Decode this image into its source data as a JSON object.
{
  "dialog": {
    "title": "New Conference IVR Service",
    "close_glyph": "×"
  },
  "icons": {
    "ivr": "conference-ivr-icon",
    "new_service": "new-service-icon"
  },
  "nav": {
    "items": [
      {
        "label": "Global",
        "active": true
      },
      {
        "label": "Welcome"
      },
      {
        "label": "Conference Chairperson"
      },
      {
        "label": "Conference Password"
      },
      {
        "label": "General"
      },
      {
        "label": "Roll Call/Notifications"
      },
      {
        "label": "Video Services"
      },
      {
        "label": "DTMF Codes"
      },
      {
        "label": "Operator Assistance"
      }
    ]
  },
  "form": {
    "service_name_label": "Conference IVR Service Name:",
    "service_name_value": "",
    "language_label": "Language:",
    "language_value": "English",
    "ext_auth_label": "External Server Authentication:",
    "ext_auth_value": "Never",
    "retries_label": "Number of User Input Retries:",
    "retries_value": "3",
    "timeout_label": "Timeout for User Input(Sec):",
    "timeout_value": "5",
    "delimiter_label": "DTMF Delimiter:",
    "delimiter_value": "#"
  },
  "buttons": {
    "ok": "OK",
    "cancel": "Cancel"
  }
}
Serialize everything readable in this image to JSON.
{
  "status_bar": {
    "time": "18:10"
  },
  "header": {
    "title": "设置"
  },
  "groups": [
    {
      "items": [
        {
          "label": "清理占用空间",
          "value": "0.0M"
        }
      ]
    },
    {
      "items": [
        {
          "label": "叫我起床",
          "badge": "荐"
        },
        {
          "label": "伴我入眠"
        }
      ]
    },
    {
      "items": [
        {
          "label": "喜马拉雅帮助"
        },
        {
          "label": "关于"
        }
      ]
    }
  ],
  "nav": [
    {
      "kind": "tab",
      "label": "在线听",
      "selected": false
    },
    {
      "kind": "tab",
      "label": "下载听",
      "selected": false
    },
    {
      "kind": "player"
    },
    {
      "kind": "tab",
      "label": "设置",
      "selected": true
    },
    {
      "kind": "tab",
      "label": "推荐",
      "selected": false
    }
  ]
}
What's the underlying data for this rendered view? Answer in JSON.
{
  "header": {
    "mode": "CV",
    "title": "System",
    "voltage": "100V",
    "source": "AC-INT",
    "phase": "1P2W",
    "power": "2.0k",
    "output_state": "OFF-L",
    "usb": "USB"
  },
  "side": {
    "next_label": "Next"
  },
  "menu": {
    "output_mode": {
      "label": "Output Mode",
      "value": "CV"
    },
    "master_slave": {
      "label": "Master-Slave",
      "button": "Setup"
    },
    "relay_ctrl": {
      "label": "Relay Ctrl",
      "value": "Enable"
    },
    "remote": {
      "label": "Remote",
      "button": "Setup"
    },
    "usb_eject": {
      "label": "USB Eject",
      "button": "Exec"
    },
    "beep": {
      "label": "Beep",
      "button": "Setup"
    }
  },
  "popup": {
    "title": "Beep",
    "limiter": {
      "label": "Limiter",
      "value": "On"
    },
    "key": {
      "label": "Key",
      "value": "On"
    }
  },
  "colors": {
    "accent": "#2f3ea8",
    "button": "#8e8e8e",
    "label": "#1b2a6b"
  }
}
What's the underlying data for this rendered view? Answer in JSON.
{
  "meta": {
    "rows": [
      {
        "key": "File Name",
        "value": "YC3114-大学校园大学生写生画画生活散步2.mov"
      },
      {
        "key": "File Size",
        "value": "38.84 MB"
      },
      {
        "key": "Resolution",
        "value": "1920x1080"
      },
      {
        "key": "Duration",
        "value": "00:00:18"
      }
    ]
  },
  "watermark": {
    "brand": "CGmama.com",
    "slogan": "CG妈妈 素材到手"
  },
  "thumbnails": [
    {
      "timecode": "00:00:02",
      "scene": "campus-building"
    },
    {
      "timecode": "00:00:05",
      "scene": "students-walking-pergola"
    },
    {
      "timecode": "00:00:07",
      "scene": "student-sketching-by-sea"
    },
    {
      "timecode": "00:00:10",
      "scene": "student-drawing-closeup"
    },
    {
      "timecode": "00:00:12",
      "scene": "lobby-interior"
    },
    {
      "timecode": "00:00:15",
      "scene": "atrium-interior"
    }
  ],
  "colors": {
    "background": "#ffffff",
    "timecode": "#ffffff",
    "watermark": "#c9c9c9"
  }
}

* * * * * * *

# [Goal of the exercise]
Reproduce the data, keeping every line exactly the same.

# [Result]
Decode this image into its source data as a JSON object.
{
  "dialog": {
    "title": "New Conference IVR Service",
    "close_glyph": "×"
  },
  "icons": {
    "ivr": "conference-ivr-icon",
    "new_service": "new-service-icon"
  },
  "nav": {
    "items": [
      {
        "label": "Global",
        "active": true
      },
      {
        "label": "Welcome"
      },
      {
        "label": "Conference Chairperson"
      },
      {
        "label": "Conference Password"
      },
      {
        "label": "General"
      },
      {
        "label": "Roll Call/Notifications"
      },
      {
        "label": "Video Services"
      },
      {
        "label": "DTMF Codes"
      },
      {
        "label": "Operator Assistance"
      }
    ]
  },
  "form": {
    "service_name_label": "Conference IVR Service Name:",
    "service_name_value": "",
    "language_label": "Language:",
    "language_value": "English",
    "ext_auth_label": "External Server Authentication:",
    "ext_auth_value": "Never",
    "retries_label": "Number of User Input Retries:",
    "retries_value": "3",
    "timeout_label": "Timeout for User Input(Sec):",
    "timeout_value": "5",
    "delimiter_label": "DTMF Delimiter:",
    "delimiter_value": "#"
  },
  "buttons": {
    "ok": "OK",
    "cancel": "Cancel"
  }
}
Serialize everything readable in this image to JSON.
{
  "status_bar": {
    "time": "18:10"
  },
  "header": {
    "title": "设置"
  },
  "groups": [
    {
      "items": [
        {
          "label": "清理占用空间",
          "value": "0.0M"
        }
      ]
    },
    {
      "items": [
        {
          "label": "叫我起床",
          "badge": "荐"
        },
        {
          "label": "伴我入眠"
        }
      ]
    },
    {
      "items": [
        {
          "label": "喜马拉雅帮助"
        },
        {
          "label": "关于"
        }
      ]
    }
  ],
  "nav": [
    {
      "kind": "tab",
      "label": "在线听",
      "selected": false
    },
    {
      "kind": "tab",
      "label": "下载听",
      "selected": false
    },
    {
      "kind": "player"
    },
    {
      "kind": "tab",
      "label": "设置",
      "selected": true
    },
    {
      "kind": "tab",
      "label": "推荐",
      "selected": false
    }
  ]
}
What's the underlying data for this rendered view? Answer in JSON.
{
  "header": {
    "mode": "CV",
    "title": "System",
    "voltage": "100V",
    "source": "AC-INT",
    "phase": "1P2W",
    "power": "2.0k",
    "output_state": "OFF-L",
    "usb": "USB"
  },
  "side": {
    "next_label": "Next"
  },
  "menu": {
    "output_mode": {
      "label": "Output Mode",
      "value": "CV"
    },
    "master_slave": {
      "label": "Master-Slave",
      "button": "Setup"
    },
    "relay_ctrl": {
      "label": "Relay Ctrl",
      "value": "Enable"
    },
    "remote": {
      "label": "Remote",
      "button": "Setup"
    },
    "usb_eject": {
      "label": "USB Eject",
      "button": "Exec"
    },
    "beep": {
      "label": "Beep",
      "button": "Setup"
    }
  },
  "popup": {
    "title": "Beep",
    "limiter": {
      "label": "Limiter",
      "value": "On"
    },
    "key": {
      "label": "Key",
      "value": "On"
    }
  },
  "colors": {
    "accent": "#2f3ea8",
    "button": "#8e8e8e",
    "label": "#1b2a6b"
  }
}
What's the underlying data for this rendered view? Answer in JSON.
{
  "meta": {
    "rows": [
      {
        "key": "File Name",
        "value": "YC3114-大学校园大学生写生画画生活散步2.mov"
      },
      {
        "key": "File Size",
        "value": "38.84 MB"
      },
      {
        "key": "Resolution",
        "value": "1920x1080"
      },
      {
        "key": "Duration",
        "value": "00:00:18"
      }
    ]
  },
  "watermark": {
    "brand": "CGmama.com",
    "slogan": "CG妈妈 素材到手"
  },
  "thumbnails": [
    {
      "timecode": "00:00:02",
      "scene": "campus-building"
    },
    {
      "timecode": "00:00:05",
      "scene": "students-walking-pergola"
    },
    {
      "timecode": "00:00:07",
      "scene": "student-sketching-by-sea"
    },
    {
      "timecode": "00:00:10",
      "scene": "student-drawing-closeup"
    },
    {
      "timecode": "00:00:12",
      "scene": "lobby-interior"
    },
    {
      "timecode": "00:00:15",
      "scene": "atrium-interior"
    }
  ],
  "colors": {
    "background": "#ffffff",
    "timecode": "#ffffff",
    "watermark": "#c9c9c9"
  }
}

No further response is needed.